- Data records
========
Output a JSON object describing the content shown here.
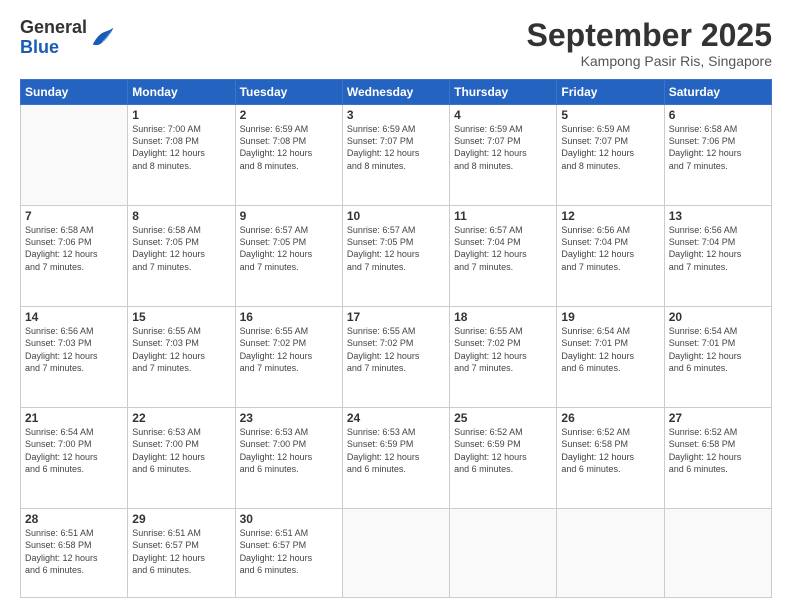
{
  "header": {
    "logo": {
      "line1": "General",
      "line2": "Blue"
    },
    "title": "September 2025",
    "location": "Kampong Pasir Ris, Singapore"
  },
  "days_of_week": [
    "Sunday",
    "Monday",
    "Tuesday",
    "Wednesday",
    "Thursday",
    "Friday",
    "Saturday"
  ],
  "weeks": [
    [
      {
        "day": "",
        "info": ""
      },
      {
        "day": "1",
        "info": "Sunrise: 7:00 AM\nSunset: 7:08 PM\nDaylight: 12 hours\nand 8 minutes."
      },
      {
        "day": "2",
        "info": "Sunrise: 6:59 AM\nSunset: 7:08 PM\nDaylight: 12 hours\nand 8 minutes."
      },
      {
        "day": "3",
        "info": "Sunrise: 6:59 AM\nSunset: 7:07 PM\nDaylight: 12 hours\nand 8 minutes."
      },
      {
        "day": "4",
        "info": "Sunrise: 6:59 AM\nSunset: 7:07 PM\nDaylight: 12 hours\nand 8 minutes."
      },
      {
        "day": "5",
        "info": "Sunrise: 6:59 AM\nSunset: 7:07 PM\nDaylight: 12 hours\nand 8 minutes."
      },
      {
        "day": "6",
        "info": "Sunrise: 6:58 AM\nSunset: 7:06 PM\nDaylight: 12 hours\nand 7 minutes."
      }
    ],
    [
      {
        "day": "7",
        "info": "Sunrise: 6:58 AM\nSunset: 7:06 PM\nDaylight: 12 hours\nand 7 minutes."
      },
      {
        "day": "8",
        "info": "Sunrise: 6:58 AM\nSunset: 7:05 PM\nDaylight: 12 hours\nand 7 minutes."
      },
      {
        "day": "9",
        "info": "Sunrise: 6:57 AM\nSunset: 7:05 PM\nDaylight: 12 hours\nand 7 minutes."
      },
      {
        "day": "10",
        "info": "Sunrise: 6:57 AM\nSunset: 7:05 PM\nDaylight: 12 hours\nand 7 minutes."
      },
      {
        "day": "11",
        "info": "Sunrise: 6:57 AM\nSunset: 7:04 PM\nDaylight: 12 hours\nand 7 minutes."
      },
      {
        "day": "12",
        "info": "Sunrise: 6:56 AM\nSunset: 7:04 PM\nDaylight: 12 hours\nand 7 minutes."
      },
      {
        "day": "13",
        "info": "Sunrise: 6:56 AM\nSunset: 7:04 PM\nDaylight: 12 hours\nand 7 minutes."
      }
    ],
    [
      {
        "day": "14",
        "info": "Sunrise: 6:56 AM\nSunset: 7:03 PM\nDaylight: 12 hours\nand 7 minutes."
      },
      {
        "day": "15",
        "info": "Sunrise: 6:55 AM\nSunset: 7:03 PM\nDaylight: 12 hours\nand 7 minutes."
      },
      {
        "day": "16",
        "info": "Sunrise: 6:55 AM\nSunset: 7:02 PM\nDaylight: 12 hours\nand 7 minutes."
      },
      {
        "day": "17",
        "info": "Sunrise: 6:55 AM\nSunset: 7:02 PM\nDaylight: 12 hours\nand 7 minutes."
      },
      {
        "day": "18",
        "info": "Sunrise: 6:55 AM\nSunset: 7:02 PM\nDaylight: 12 hours\nand 7 minutes."
      },
      {
        "day": "19",
        "info": "Sunrise: 6:54 AM\nSunset: 7:01 PM\nDaylight: 12 hours\nand 6 minutes."
      },
      {
        "day": "20",
        "info": "Sunrise: 6:54 AM\nSunset: 7:01 PM\nDaylight: 12 hours\nand 6 minutes."
      }
    ],
    [
      {
        "day": "21",
        "info": "Sunrise: 6:54 AM\nSunset: 7:00 PM\nDaylight: 12 hours\nand 6 minutes."
      },
      {
        "day": "22",
        "info": "Sunrise: 6:53 AM\nSunset: 7:00 PM\nDaylight: 12 hours\nand 6 minutes."
      },
      {
        "day": "23",
        "info": "Sunrise: 6:53 AM\nSunset: 7:00 PM\nDaylight: 12 hours\nand 6 minutes."
      },
      {
        "day": "24",
        "info": "Sunrise: 6:53 AM\nSunset: 6:59 PM\nDaylight: 12 hours\nand 6 minutes."
      },
      {
        "day": "25",
        "info": "Sunrise: 6:52 AM\nSunset: 6:59 PM\nDaylight: 12 hours\nand 6 minutes."
      },
      {
        "day": "26",
        "info": "Sunrise: 6:52 AM\nSunset: 6:58 PM\nDaylight: 12 hours\nand 6 minutes."
      },
      {
        "day": "27",
        "info": "Sunrise: 6:52 AM\nSunset: 6:58 PM\nDaylight: 12 hours\nand 6 minutes."
      }
    ],
    [
      {
        "day": "28",
        "info": "Sunrise: 6:51 AM\nSunset: 6:58 PM\nDaylight: 12 hours\nand 6 minutes."
      },
      {
        "day": "29",
        "info": "Sunrise: 6:51 AM\nSunset: 6:57 PM\nDaylight: 12 hours\nand 6 minutes."
      },
      {
        "day": "30",
        "info": "Sunrise: 6:51 AM\nSunset: 6:57 PM\nDaylight: 12 hours\nand 6 minutes."
      },
      {
        "day": "",
        "info": ""
      },
      {
        "day": "",
        "info": ""
      },
      {
        "day": "",
        "info": ""
      },
      {
        "day": "",
        "info": ""
      }
    ]
  ]
}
========
- What the exercise asks
Set down every record once more, word for word, without pictures.

- Full response
Output a JSON object describing the content shown here.
{
  "header": {
    "logo": {
      "line1": "General",
      "line2": "Blue"
    },
    "title": "September 2025",
    "location": "Kampong Pasir Ris, Singapore"
  },
  "days_of_week": [
    "Sunday",
    "Monday",
    "Tuesday",
    "Wednesday",
    "Thursday",
    "Friday",
    "Saturday"
  ],
  "weeks": [
    [
      {
        "day": "",
        "info": ""
      },
      {
        "day": "1",
        "info": "Sunrise: 7:00 AM\nSunset: 7:08 PM\nDaylight: 12 hours\nand 8 minutes."
      },
      {
        "day": "2",
        "info": "Sunrise: 6:59 AM\nSunset: 7:08 PM\nDaylight: 12 hours\nand 8 minutes."
      },
      {
        "day": "3",
        "info": "Sunrise: 6:59 AM\nSunset: 7:07 PM\nDaylight: 12 hours\nand 8 minutes."
      },
      {
        "day": "4",
        "info": "Sunrise: 6:59 AM\nSunset: 7:07 PM\nDaylight: 12 hours\nand 8 minutes."
      },
      {
        "day": "5",
        "info": "Sunrise: 6:59 AM\nSunset: 7:07 PM\nDaylight: 12 hours\nand 8 minutes."
      },
      {
        "day": "6",
        "info": "Sunrise: 6:58 AM\nSunset: 7:06 PM\nDaylight: 12 hours\nand 7 minutes."
      }
    ],
    [
      {
        "day": "7",
        "info": "Sunrise: 6:58 AM\nSunset: 7:06 PM\nDaylight: 12 hours\nand 7 minutes."
      },
      {
        "day": "8",
        "info": "Sunrise: 6:58 AM\nSunset: 7:05 PM\nDaylight: 12 hours\nand 7 minutes."
      },
      {
        "day": "9",
        "info": "Sunrise: 6:57 AM\nSunset: 7:05 PM\nDaylight: 12 hours\nand 7 minutes."
      },
      {
        "day": "10",
        "info": "Sunrise: 6:57 AM\nSunset: 7:05 PM\nDaylight: 12 hours\nand 7 minutes."
      },
      {
        "day": "11",
        "info": "Sunrise: 6:57 AM\nSunset: 7:04 PM\nDaylight: 12 hours\nand 7 minutes."
      },
      {
        "day": "12",
        "info": "Sunrise: 6:56 AM\nSunset: 7:04 PM\nDaylight: 12 hours\nand 7 minutes."
      },
      {
        "day": "13",
        "info": "Sunrise: 6:56 AM\nSunset: 7:04 PM\nDaylight: 12 hours\nand 7 minutes."
      }
    ],
    [
      {
        "day": "14",
        "info": "Sunrise: 6:56 AM\nSunset: 7:03 PM\nDaylight: 12 hours\nand 7 minutes."
      },
      {
        "day": "15",
        "info": "Sunrise: 6:55 AM\nSunset: 7:03 PM\nDaylight: 12 hours\nand 7 minutes."
      },
      {
        "day": "16",
        "info": "Sunrise: 6:55 AM\nSunset: 7:02 PM\nDaylight: 12 hours\nand 7 minutes."
      },
      {
        "day": "17",
        "info": "Sunrise: 6:55 AM\nSunset: 7:02 PM\nDaylight: 12 hours\nand 7 minutes."
      },
      {
        "day": "18",
        "info": "Sunrise: 6:55 AM\nSunset: 7:02 PM\nDaylight: 12 hours\nand 7 minutes."
      },
      {
        "day": "19",
        "info": "Sunrise: 6:54 AM\nSunset: 7:01 PM\nDaylight: 12 hours\nand 6 minutes."
      },
      {
        "day": "20",
        "info": "Sunrise: 6:54 AM\nSunset: 7:01 PM\nDaylight: 12 hours\nand 6 minutes."
      }
    ],
    [
      {
        "day": "21",
        "info": "Sunrise: 6:54 AM\nSunset: 7:00 PM\nDaylight: 12 hours\nand 6 minutes."
      },
      {
        "day": "22",
        "info": "Sunrise: 6:53 AM\nSunset: 7:00 PM\nDaylight: 12 hours\nand 6 minutes."
      },
      {
        "day": "23",
        "info": "Sunrise: 6:53 AM\nSunset: 7:00 PM\nDaylight: 12 hours\nand 6 minutes."
      },
      {
        "day": "24",
        "info": "Sunrise: 6:53 AM\nSunset: 6:59 PM\nDaylight: 12 hours\nand 6 minutes."
      },
      {
        "day": "25",
        "info": "Sunrise: 6:52 AM\nSunset: 6:59 PM\nDaylight: 12 hours\nand 6 minutes."
      },
      {
        "day": "26",
        "info": "Sunrise: 6:52 AM\nSunset: 6:58 PM\nDaylight: 12 hours\nand 6 minutes."
      },
      {
        "day": "27",
        "info": "Sunrise: 6:52 AM\nSunset: 6:58 PM\nDaylight: 12 hours\nand 6 minutes."
      }
    ],
    [
      {
        "day": "28",
        "info": "Sunrise: 6:51 AM\nSunset: 6:58 PM\nDaylight: 12 hours\nand 6 minutes."
      },
      {
        "day": "29",
        "info": "Sunrise: 6:51 AM\nSunset: 6:57 PM\nDaylight: 12 hours\nand 6 minutes."
      },
      {
        "day": "30",
        "info": "Sunrise: 6:51 AM\nSunset: 6:57 PM\nDaylight: 12 hours\nand 6 minutes."
      },
      {
        "day": "",
        "info": ""
      },
      {
        "day": "",
        "info": ""
      },
      {
        "day": "",
        "info": ""
      },
      {
        "day": "",
        "info": ""
      }
    ]
  ]
}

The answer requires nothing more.